Stated exercise: Retype the complete listing exactly as it appears.

Recorded data:
·····

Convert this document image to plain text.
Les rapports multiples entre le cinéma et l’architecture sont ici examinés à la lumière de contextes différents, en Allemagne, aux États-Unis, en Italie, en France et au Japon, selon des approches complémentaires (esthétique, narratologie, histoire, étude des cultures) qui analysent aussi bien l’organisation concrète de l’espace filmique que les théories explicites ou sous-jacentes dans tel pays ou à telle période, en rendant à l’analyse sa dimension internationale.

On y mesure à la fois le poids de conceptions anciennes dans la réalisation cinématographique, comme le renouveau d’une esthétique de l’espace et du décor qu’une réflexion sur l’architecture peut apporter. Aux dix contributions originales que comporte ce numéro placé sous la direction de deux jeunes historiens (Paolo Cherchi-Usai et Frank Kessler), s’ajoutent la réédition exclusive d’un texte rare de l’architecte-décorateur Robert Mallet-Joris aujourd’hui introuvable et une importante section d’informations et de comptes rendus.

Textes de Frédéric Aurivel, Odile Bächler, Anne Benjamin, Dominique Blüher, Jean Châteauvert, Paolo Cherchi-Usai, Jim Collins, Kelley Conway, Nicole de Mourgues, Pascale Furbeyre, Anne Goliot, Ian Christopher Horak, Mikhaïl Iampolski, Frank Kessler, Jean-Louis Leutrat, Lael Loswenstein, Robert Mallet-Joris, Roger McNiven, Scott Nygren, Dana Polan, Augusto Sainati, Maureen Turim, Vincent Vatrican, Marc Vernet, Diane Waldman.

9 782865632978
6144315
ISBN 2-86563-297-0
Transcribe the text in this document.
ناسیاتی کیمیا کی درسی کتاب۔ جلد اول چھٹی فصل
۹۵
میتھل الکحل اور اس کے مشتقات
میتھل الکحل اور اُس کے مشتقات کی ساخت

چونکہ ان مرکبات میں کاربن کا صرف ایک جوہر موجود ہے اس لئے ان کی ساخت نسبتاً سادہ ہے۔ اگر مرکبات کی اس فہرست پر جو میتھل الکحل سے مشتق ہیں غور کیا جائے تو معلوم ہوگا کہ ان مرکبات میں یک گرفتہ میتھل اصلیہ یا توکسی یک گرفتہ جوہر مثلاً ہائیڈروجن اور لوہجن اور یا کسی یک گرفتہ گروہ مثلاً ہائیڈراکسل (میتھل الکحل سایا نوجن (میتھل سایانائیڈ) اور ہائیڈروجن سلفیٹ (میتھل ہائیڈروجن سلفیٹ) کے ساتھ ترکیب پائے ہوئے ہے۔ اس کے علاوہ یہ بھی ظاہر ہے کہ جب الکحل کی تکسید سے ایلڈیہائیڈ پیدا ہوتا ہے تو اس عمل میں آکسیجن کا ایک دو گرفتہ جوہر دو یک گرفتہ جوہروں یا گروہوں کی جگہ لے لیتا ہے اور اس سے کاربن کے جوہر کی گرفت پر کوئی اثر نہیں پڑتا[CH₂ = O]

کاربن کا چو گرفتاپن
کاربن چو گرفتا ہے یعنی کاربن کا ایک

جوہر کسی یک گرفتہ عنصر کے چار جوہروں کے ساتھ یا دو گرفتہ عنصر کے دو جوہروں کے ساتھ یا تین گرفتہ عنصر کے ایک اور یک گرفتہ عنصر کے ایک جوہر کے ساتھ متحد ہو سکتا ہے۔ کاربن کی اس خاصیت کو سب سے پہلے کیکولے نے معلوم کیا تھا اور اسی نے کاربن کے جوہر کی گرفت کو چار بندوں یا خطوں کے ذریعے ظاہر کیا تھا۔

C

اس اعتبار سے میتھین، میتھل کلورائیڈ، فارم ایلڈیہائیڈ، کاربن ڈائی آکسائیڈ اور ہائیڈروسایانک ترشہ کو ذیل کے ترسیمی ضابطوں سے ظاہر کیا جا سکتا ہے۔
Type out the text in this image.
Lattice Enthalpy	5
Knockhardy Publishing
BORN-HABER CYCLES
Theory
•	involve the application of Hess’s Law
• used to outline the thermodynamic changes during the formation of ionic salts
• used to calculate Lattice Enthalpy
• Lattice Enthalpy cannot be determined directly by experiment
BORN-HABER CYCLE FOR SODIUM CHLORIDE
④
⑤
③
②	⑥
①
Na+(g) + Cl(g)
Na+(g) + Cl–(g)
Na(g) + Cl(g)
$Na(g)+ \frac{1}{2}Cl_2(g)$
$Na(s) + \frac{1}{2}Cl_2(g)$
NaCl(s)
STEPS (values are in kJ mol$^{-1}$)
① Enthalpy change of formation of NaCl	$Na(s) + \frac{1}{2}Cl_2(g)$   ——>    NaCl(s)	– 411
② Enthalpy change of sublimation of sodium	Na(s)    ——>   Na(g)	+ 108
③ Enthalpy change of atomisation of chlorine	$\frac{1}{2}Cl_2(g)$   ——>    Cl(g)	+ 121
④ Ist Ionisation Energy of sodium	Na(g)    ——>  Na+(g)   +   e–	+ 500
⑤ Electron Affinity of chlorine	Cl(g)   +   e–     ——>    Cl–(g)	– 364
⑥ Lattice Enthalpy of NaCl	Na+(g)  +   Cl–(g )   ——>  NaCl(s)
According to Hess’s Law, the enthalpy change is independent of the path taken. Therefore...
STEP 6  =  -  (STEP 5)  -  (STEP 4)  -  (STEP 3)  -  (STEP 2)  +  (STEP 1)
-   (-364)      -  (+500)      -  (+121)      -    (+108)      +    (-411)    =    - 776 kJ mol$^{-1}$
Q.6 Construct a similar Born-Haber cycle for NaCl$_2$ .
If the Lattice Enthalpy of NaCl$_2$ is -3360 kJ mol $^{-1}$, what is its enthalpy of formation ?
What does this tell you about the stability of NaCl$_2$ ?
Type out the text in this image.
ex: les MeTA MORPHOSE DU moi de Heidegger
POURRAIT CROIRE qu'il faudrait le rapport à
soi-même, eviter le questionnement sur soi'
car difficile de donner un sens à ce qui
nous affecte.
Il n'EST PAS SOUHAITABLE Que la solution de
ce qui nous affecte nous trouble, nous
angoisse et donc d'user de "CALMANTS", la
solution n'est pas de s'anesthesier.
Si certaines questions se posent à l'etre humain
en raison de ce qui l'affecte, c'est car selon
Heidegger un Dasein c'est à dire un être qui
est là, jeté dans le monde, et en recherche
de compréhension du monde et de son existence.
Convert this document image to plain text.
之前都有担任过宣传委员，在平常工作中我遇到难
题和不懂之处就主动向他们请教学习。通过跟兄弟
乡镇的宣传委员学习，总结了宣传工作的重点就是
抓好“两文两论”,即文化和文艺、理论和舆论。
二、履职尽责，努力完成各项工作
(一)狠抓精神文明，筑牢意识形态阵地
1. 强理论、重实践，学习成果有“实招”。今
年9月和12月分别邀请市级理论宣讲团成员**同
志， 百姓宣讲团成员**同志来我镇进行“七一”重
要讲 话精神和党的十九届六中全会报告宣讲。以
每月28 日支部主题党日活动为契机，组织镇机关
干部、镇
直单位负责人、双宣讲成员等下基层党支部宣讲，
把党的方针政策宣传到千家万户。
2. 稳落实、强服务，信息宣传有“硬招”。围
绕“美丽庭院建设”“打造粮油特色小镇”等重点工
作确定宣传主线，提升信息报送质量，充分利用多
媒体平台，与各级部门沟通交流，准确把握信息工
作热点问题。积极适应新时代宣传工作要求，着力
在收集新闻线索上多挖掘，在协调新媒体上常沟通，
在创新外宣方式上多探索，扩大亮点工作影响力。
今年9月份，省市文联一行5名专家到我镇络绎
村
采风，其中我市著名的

·····

Output of the task:
Convert this document image to plain text.
Les rapports multiples entre le cinéma et l’architecture sont ici examinés à la lumière de contextes différents, en Allemagne, aux États-Unis, en Italie, en France et au Japon, selon des approches complémentaires (esthétique, narratologie, histoire, étude des cultures) qui analysent aussi bien l’organisation concrète de l’espace filmique que les théories explicites ou sous-jacentes dans tel pays ou à telle période, en rendant à l’analyse sa dimension internationale.

On y mesure à la fois le poids de conceptions anciennes dans la réalisation cinématographique, comme le renouveau d’une esthétique de l’espace et du décor qu’une réflexion sur l’architecture peut apporter. Aux dix contributions originales que comporte ce numéro placé sous la direction de deux jeunes historiens (Paolo Cherchi-Usai et Frank Kessler), s’ajoutent la réédition exclusive d’un texte rare de l’architecte-décorateur Robert Mallet-Joris aujourd’hui introuvable et une importante section d’informations et de comptes rendus.

Textes de Frédéric Aurivel, Odile Bächler, Anne Benjamin, Dominique Blüher, Jean Châteauvert, Paolo Cherchi-Usai, Jim Collins, Kelley Conway, Nicole de Mourgues, Pascale Furbeyre, Anne Goliot, Ian Christopher Horak, Mikhaïl Iampolski, Frank Kessler, Jean-Louis Leutrat, Lael Loswenstein, Robert Mallet-Joris, Roger McNiven, Scott Nygren, Dana Polan, Augusto Sainati, Maureen Turim, Vincent Vatrican, Marc Vernet, Diane Waldman.

9 782865632978
6144315
ISBN 2-86563-297-0
Transcribe the text in this document.
ناسیاتی کیمیا کی درسی کتاب۔ جلد اول چھٹی فصل
۹۵
میتھل الکحل اور اس کے مشتقات
میتھل الکحل اور اُس کے مشتقات کی ساخت

چونکہ ان مرکبات میں کاربن کا صرف ایک جوہر موجود ہے اس لئے ان کی ساخت نسبتاً سادہ ہے۔ اگر مرکبات کی اس فہرست پر جو میتھل الکحل سے مشتق ہیں غور کیا جائے تو معلوم ہوگا کہ ان مرکبات میں یک گرفتہ میتھل اصلیہ یا توکسی یک گرفتہ جوہر مثلاً ہائیڈروجن اور لوہجن اور یا کسی یک گرفتہ گروہ مثلاً ہائیڈراکسل (میتھل الکحل سایا نوجن (میتھل سایانائیڈ) اور ہائیڈروجن سلفیٹ (میتھل ہائیڈروجن سلفیٹ) کے ساتھ ترکیب پائے ہوئے ہے۔ اس کے علاوہ یہ بھی ظاہر ہے کہ جب الکحل کی تکسید سے ایلڈیہائیڈ پیدا ہوتا ہے تو اس عمل میں آکسیجن کا ایک دو گرفتہ جوہر دو یک گرفتہ جوہروں یا گروہوں کی جگہ لے لیتا ہے اور اس سے کاربن کے جوہر کی گرفت پر کوئی اثر نہیں پڑتا[CH₂ = O]

کاربن کا چو گرفتاپن
کاربن چو گرفتا ہے یعنی کاربن کا ایک

جوہر کسی یک گرفتہ عنصر کے چار جوہروں کے ساتھ یا دو گرفتہ عنصر کے دو جوہروں کے ساتھ یا تین گرفتہ عنصر کے ایک اور یک گرفتہ عنصر کے ایک جوہر کے ساتھ متحد ہو سکتا ہے۔ کاربن کی اس خاصیت کو سب سے پہلے کیکولے نے معلوم کیا تھا اور اسی نے کاربن کے جوہر کی گرفت کو چار بندوں یا خطوں کے ذریعے ظاہر کیا تھا۔

C

اس اعتبار سے میتھین، میتھل کلورائیڈ، فارم ایلڈیہائیڈ، کاربن ڈائی آکسائیڈ اور ہائیڈروسایانک ترشہ کو ذیل کے ترسیمی ضابطوں سے ظاہر کیا جا سکتا ہے۔
Type out the text in this image.
Lattice Enthalpy	5
Knockhardy Publishing
BORN-HABER CYCLES
Theory
•	involve the application of Hess’s Law
• used to outline the thermodynamic changes during the formation of ionic salts
• used to calculate Lattice Enthalpy
• Lattice Enthalpy cannot be determined directly by experiment
BORN-HABER CYCLE FOR SODIUM CHLORIDE
④
⑤
③
②	⑥
①
Na+(g) + Cl(g)
Na+(g) + Cl–(g)
Na(g) + Cl(g)
$Na(g)+ \frac{1}{2}Cl_2(g)$
$Na(s) + \frac{1}{2}Cl_2(g)$
NaCl(s)
STEPS (values are in kJ mol$^{-1}$)
① Enthalpy change of formation of NaCl	$Na(s) + \frac{1}{2}Cl_2(g)$   ——>    NaCl(s)	– 411
② Enthalpy change of sublimation of sodium	Na(s)    ——>   Na(g)	+ 108
③ Enthalpy change of atomisation of chlorine	$\frac{1}{2}Cl_2(g)$   ——>    Cl(g)	+ 121
④ Ist Ionisation Energy of sodium	Na(g)    ——>  Na+(g)   +   e–	+ 500
⑤ Electron Affinity of chlorine	Cl(g)   +   e–     ——>    Cl–(g)	– 364
⑥ Lattice Enthalpy of NaCl	Na+(g)  +   Cl–(g )   ——>  NaCl(s)
According to Hess’s Law, the enthalpy change is independent of the path taken. Therefore...
STEP 6  =  -  (STEP 5)  -  (STEP 4)  -  (STEP 3)  -  (STEP 2)  +  (STEP 1)
-   (-364)      -  (+500)      -  (+121)      -    (+108)      +    (-411)    =    - 776 kJ mol$^{-1}$
Q.6 Construct a similar Born-Haber cycle for NaCl$_2$ .
If the Lattice Enthalpy of NaCl$_2$ is -3360 kJ mol $^{-1}$, what is its enthalpy of formation ?
What does this tell you about the stability of NaCl$_2$ ?
Type out the text in this image.
ex: les MeTA MORPHOSE DU moi de Heidegger
POURRAIT CROIRE qu'il faudrait le rapport à
soi-même, eviter le questionnement sur soi'
car difficile de donner un sens à ce qui
nous affecte.
Il n'EST PAS SOUHAITABLE Que la solution de
ce qui nous affecte nous trouble, nous
angoisse et donc d'user de "CALMANTS", la
solution n'est pas de s'anesthesier.
Si certaines questions se posent à l'etre humain
en raison de ce qui l'affecte, c'est car selon
Heidegger un Dasein c'est à dire un être qui
est là, jeté dans le monde, et en recherche
de compréhension du monde et de son existence.
Convert this document image to plain text.
之前都有担任过宣传委员，在平常工作中我遇到难
题和不懂之处就主动向他们请教学习。通过跟兄弟
乡镇的宣传委员学习，总结了宣传工作的重点就是
抓好“两文两论”,即文化和文艺、理论和舆论。
二、履职尽责，努力完成各项工作
(一)狠抓精神文明，筑牢意识形态阵地
1. 强理论、重实践，学习成果有“实招”。今
年9月和12月分别邀请市级理论宣讲团成员**同
志， 百姓宣讲团成员**同志来我镇进行“七一”重
要讲 话精神和党的十九届六中全会报告宣讲。以
每月28 日支部主题党日活动为契机，组织镇机关
干部、镇
直单位负责人、双宣讲成员等下基层党支部宣讲，
把党的方针政策宣传到千家万户。
2. 稳落实、强服务，信息宣传有“硬招”。围
绕“美丽庭院建设”“打造粮油特色小镇”等重点工
作确定宣传主线，提升信息报送质量，充分利用多
媒体平台，与各级部门沟通交流，准确把握信息工
作热点问题。积极适应新时代宣传工作要求，着力
在收集新闻线索上多挖掘，在协调新媒体上常沟通，
在创新外宣方式上多探索，扩大亮点工作影响力。
今年9月份，省市文联一行5名专家到我镇络绎
村
采风，其中我市著名的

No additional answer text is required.